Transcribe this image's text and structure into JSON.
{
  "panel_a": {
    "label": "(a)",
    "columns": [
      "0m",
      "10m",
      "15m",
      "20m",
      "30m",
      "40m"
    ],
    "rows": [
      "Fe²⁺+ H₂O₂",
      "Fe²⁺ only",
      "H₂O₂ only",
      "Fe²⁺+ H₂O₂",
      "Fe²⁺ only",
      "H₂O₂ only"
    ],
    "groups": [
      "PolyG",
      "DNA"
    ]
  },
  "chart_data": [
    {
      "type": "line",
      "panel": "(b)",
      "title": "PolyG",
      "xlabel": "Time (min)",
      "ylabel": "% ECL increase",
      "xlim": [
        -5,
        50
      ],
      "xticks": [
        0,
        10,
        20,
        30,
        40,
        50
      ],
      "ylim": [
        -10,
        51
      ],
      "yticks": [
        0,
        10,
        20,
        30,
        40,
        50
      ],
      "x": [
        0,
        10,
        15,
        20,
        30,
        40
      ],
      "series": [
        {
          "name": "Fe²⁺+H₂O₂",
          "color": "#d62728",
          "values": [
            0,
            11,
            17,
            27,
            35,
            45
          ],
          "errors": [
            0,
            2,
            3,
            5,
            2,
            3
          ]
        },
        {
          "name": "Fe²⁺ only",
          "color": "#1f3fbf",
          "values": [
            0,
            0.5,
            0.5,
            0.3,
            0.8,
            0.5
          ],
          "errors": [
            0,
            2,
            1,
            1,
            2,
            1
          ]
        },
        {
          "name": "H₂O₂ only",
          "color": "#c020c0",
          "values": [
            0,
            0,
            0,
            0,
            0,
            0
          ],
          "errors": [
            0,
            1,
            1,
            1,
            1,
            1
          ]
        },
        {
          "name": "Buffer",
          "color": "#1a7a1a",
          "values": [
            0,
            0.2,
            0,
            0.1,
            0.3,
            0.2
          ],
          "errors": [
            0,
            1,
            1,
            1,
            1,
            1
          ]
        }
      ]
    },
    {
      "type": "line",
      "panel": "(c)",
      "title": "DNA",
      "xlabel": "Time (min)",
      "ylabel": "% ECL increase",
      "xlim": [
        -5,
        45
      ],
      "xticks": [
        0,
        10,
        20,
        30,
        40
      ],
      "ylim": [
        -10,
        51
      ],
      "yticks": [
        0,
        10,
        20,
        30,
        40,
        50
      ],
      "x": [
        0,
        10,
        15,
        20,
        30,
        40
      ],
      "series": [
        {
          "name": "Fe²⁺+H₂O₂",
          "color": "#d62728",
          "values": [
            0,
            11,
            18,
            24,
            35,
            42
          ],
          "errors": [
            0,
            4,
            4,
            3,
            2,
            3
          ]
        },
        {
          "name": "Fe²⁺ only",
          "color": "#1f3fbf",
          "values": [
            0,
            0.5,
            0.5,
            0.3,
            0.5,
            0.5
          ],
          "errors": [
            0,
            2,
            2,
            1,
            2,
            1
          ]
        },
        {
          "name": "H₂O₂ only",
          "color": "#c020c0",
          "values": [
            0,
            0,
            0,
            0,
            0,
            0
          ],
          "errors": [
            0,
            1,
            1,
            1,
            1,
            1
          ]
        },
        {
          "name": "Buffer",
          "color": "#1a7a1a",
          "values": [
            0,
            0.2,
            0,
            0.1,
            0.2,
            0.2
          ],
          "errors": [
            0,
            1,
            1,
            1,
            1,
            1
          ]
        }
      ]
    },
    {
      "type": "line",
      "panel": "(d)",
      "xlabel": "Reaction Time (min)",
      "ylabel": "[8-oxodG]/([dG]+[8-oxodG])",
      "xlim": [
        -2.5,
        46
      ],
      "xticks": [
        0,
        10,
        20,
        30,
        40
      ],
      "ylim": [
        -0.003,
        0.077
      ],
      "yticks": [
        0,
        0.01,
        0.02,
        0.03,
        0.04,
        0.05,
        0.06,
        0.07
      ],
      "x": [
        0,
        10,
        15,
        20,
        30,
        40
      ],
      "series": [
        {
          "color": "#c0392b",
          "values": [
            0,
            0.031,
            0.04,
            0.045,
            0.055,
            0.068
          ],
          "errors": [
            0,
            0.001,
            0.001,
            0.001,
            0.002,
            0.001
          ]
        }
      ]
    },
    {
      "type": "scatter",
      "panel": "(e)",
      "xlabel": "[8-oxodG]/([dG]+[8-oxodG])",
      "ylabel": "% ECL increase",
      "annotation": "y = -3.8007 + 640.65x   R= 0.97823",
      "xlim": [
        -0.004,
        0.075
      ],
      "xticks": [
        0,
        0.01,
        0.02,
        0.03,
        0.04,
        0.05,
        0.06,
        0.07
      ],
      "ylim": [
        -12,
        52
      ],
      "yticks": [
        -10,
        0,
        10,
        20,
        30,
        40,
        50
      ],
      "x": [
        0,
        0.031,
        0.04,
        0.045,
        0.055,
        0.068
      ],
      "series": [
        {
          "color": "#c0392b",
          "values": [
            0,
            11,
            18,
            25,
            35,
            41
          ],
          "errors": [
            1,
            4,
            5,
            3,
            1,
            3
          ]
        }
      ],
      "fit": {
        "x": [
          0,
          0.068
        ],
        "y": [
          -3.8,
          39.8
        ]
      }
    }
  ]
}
====
DIRECTIONS. Extract all of the data exactly as written.

THE ANSWER.
Transcribe this image's text and structure into JSON.
{
  "panel_a": {
    "label": "(a)",
    "columns": [
      "0m",
      "10m",
      "15m",
      "20m",
      "30m",
      "40m"
    ],
    "rows": [
      "Fe²⁺+ H₂O₂",
      "Fe²⁺ only",
      "H₂O₂ only",
      "Fe²⁺+ H₂O₂",
      "Fe²⁺ only",
      "H₂O₂ only"
    ],
    "groups": [
      "PolyG",
      "DNA"
    ]
  },
  "chart_data": [
    {
      "type": "line",
      "panel": "(b)",
      "title": "PolyG",
      "xlabel": "Time (min)",
      "ylabel": "% ECL increase",
      "xlim": [
        -5,
        50
      ],
      "xticks": [
        0,
        10,
        20,
        30,
        40,
        50
      ],
      "ylim": [
        -10,
        51
      ],
      "yticks": [
        0,
        10,
        20,
        30,
        40,
        50
      ],
      "x": [
        0,
        10,
        15,
        20,
        30,
        40
      ],
      "series": [
        {
          "name": "Fe²⁺+H₂O₂",
          "color": "#d62728",
          "values": [
            0,
            11,
            17,
            27,
            35,
            45
          ],
          "errors": [
            0,
            2,
            3,
            5,
            2,
            3
          ]
        },
        {
          "name": "Fe²⁺ only",
          "color": "#1f3fbf",
          "values": [
            0,
            0.5,
            0.5,
            0.3,
            0.8,
            0.5
          ],
          "errors": [
            0,
            2,
            1,
            1,
            2,
            1
          ]
        },
        {
          "name": "H₂O₂ only",
          "color": "#c020c0",
          "values": [
            0,
            0,
            0,
            0,
            0,
            0
          ],
          "errors": [
            0,
            1,
            1,
            1,
            1,
            1
          ]
        },
        {
          "name": "Buffer",
          "color": "#1a7a1a",
          "values": [
            0,
            0.2,
            0,
            0.1,
            0.3,
            0.2
          ],
          "errors": [
            0,
            1,
            1,
            1,
            1,
            1
          ]
        }
      ]
    },
    {
      "type": "line",
      "panel": "(c)",
      "title": "DNA",
      "xlabel": "Time (min)",
      "ylabel": "% ECL increase",
      "xlim": [
        -5,
        45
      ],
      "xticks": [
        0,
        10,
        20,
        30,
        40
      ],
      "ylim": [
        -10,
        51
      ],
      "yticks": [
        0,
        10,
        20,
        30,
        40,
        50
      ],
      "x": [
        0,
        10,
        15,
        20,
        30,
        40
      ],
      "series": [
        {
          "name": "Fe²⁺+H₂O₂",
          "color": "#d62728",
          "values": [
            0,
            11,
            18,
            24,
            35,
            42
          ],
          "errors": [
            0,
            4,
            4,
            3,
            2,
            3
          ]
        },
        {
          "name": "Fe²⁺ only",
          "color": "#1f3fbf",
          "values": [
            0,
            0.5,
            0.5,
            0.3,
            0.5,
            0.5
          ],
          "errors": [
            0,
            2,
            2,
            1,
            2,
            1
          ]
        },
        {
          "name": "H₂O₂ only",
          "color": "#c020c0",
          "values": [
            0,
            0,
            0,
            0,
            0,
            0
          ],
          "errors": [
            0,
            1,
            1,
            1,
            1,
            1
          ]
        },
        {
          "name": "Buffer",
          "color": "#1a7a1a",
          "values": [
            0,
            0.2,
            0,
            0.1,
            0.2,
            0.2
          ],
          "errors": [
            0,
            1,
            1,
            1,
            1,
            1
          ]
        }
      ]
    },
    {
      "type": "line",
      "panel": "(d)",
      "xlabel": "Reaction Time (min)",
      "ylabel": "[8-oxodG]/([dG]+[8-oxodG])",
      "xlim": [
        -2.5,
        46
      ],
      "xticks": [
        0,
        10,
        20,
        30,
        40
      ],
      "ylim": [
        -0.003,
        0.077
      ],
      "yticks": [
        0,
        0.01,
        0.02,
        0.03,
        0.04,
        0.05,
        0.06,
        0.07
      ],
      "x": [
        0,
        10,
        15,
        20,
        30,
        40
      ],
      "series": [
        {
          "color": "#c0392b",
          "values": [
            0,
            0.031,
            0.04,
            0.045,
            0.055,
            0.068
          ],
          "errors": [
            0,
            0.001,
            0.001,
            0.001,
            0.002,
            0.001
          ]
        }
      ]
    },
    {
      "type": "scatter",
      "panel": "(e)",
      "xlabel": "[8-oxodG]/([dG]+[8-oxodG])",
      "ylabel": "% ECL increase",
      "annotation": "y = -3.8007 + 640.65x   R= 0.97823",
      "xlim": [
        -0.004,
        0.075
      ],
      "xticks": [
        0,
        0.01,
        0.02,
        0.03,
        0.04,
        0.05,
        0.06,
        0.07
      ],
      "ylim": [
        -12,
        52
      ],
      "yticks": [
        -10,
        0,
        10,
        20,
        30,
        40,
        50
      ],
      "x": [
        0,
        0.031,
        0.04,
        0.045,
        0.055,
        0.068
      ],
      "series": [
        {
          "color": "#c0392b",
          "values": [
            0,
            11,
            18,
            25,
            35,
            41
          ],
          "errors": [
            1,
            4,
            5,
            3,
            1,
            3
          ]
        }
      ],
      "fit": {
        "x": [
          0,
          0.068
        ],
        "y": [
          -3.8,
          39.8
        ]
      }
    }
  ]
}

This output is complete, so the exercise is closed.